Goal:
Write out each line in which the string "when" is present.
-- Begin Information supplied --
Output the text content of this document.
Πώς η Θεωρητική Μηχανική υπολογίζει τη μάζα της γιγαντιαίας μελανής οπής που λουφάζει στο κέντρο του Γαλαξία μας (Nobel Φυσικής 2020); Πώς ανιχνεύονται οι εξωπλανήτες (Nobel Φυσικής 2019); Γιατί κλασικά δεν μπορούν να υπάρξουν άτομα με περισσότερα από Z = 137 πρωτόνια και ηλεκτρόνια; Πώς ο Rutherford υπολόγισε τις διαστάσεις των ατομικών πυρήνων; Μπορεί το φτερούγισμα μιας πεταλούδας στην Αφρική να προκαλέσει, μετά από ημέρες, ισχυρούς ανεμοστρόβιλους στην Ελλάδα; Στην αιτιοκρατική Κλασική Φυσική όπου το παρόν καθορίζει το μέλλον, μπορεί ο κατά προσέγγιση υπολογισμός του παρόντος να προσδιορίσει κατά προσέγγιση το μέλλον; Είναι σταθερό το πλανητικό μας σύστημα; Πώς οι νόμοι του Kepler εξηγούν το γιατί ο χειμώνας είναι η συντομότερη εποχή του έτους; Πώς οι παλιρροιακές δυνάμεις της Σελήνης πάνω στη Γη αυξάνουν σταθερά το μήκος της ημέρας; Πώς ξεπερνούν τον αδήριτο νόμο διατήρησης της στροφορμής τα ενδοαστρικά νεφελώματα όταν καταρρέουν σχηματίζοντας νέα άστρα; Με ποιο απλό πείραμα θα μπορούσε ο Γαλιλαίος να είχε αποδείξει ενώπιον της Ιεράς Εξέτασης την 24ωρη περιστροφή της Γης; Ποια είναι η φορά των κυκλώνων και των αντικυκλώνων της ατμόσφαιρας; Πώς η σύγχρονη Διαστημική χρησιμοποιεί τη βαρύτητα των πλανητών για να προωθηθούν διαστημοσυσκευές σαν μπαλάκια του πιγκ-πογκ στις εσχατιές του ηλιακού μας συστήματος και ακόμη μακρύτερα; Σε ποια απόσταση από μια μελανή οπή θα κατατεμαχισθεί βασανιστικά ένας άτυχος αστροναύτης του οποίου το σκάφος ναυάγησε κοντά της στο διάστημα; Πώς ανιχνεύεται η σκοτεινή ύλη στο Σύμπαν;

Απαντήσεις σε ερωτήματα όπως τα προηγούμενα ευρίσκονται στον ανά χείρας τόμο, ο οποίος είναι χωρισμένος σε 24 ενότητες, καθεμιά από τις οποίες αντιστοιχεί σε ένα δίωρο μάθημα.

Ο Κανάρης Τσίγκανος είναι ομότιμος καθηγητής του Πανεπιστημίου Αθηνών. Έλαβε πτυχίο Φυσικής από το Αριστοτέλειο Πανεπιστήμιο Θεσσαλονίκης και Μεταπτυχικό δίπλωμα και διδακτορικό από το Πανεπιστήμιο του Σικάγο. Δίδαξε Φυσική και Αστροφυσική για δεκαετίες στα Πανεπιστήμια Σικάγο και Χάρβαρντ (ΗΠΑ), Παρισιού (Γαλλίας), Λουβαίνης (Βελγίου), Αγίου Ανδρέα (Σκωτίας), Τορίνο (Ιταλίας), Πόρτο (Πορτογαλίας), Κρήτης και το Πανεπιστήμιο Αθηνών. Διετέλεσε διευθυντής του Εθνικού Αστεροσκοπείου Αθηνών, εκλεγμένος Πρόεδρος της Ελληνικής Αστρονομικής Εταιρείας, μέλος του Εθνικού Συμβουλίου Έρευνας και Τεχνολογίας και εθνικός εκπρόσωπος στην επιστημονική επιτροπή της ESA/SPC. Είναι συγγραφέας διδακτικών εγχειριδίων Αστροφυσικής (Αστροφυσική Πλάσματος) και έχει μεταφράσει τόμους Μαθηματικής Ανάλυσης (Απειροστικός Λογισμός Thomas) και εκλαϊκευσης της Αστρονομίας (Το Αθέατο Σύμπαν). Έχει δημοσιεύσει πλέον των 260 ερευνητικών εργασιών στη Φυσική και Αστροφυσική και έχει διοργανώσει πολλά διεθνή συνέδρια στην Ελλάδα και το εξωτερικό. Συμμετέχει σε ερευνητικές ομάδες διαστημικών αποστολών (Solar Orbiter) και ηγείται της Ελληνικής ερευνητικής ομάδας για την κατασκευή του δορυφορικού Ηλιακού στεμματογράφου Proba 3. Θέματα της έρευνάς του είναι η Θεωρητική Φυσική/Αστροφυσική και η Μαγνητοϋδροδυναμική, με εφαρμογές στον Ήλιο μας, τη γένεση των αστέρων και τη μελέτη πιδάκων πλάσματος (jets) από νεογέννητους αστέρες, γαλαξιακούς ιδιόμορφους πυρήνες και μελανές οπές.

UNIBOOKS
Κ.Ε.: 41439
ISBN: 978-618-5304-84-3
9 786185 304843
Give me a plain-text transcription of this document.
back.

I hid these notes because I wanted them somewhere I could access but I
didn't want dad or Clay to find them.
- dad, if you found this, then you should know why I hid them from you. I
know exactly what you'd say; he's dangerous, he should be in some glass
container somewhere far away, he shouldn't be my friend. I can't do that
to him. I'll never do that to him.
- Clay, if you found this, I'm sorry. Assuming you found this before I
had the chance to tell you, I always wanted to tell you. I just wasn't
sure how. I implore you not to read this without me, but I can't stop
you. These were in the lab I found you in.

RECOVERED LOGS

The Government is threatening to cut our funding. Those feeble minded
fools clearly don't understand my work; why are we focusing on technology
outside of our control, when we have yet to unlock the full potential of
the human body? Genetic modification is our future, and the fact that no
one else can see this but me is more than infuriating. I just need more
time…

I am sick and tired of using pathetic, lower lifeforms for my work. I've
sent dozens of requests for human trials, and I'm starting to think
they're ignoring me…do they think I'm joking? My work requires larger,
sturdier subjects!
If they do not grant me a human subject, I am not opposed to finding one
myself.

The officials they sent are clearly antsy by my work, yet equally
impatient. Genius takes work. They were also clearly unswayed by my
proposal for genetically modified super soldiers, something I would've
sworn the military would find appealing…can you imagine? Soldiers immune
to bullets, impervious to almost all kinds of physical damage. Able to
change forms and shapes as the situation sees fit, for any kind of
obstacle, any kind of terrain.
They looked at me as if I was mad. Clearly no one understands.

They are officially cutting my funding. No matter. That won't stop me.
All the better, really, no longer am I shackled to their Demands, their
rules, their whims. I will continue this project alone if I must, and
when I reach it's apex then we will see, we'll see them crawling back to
-- End Information supplied --
Final answer:
outside of our control, when we have yet to unlock the full potential of
when I reach it's apex then we will see, we'll see them crawling back to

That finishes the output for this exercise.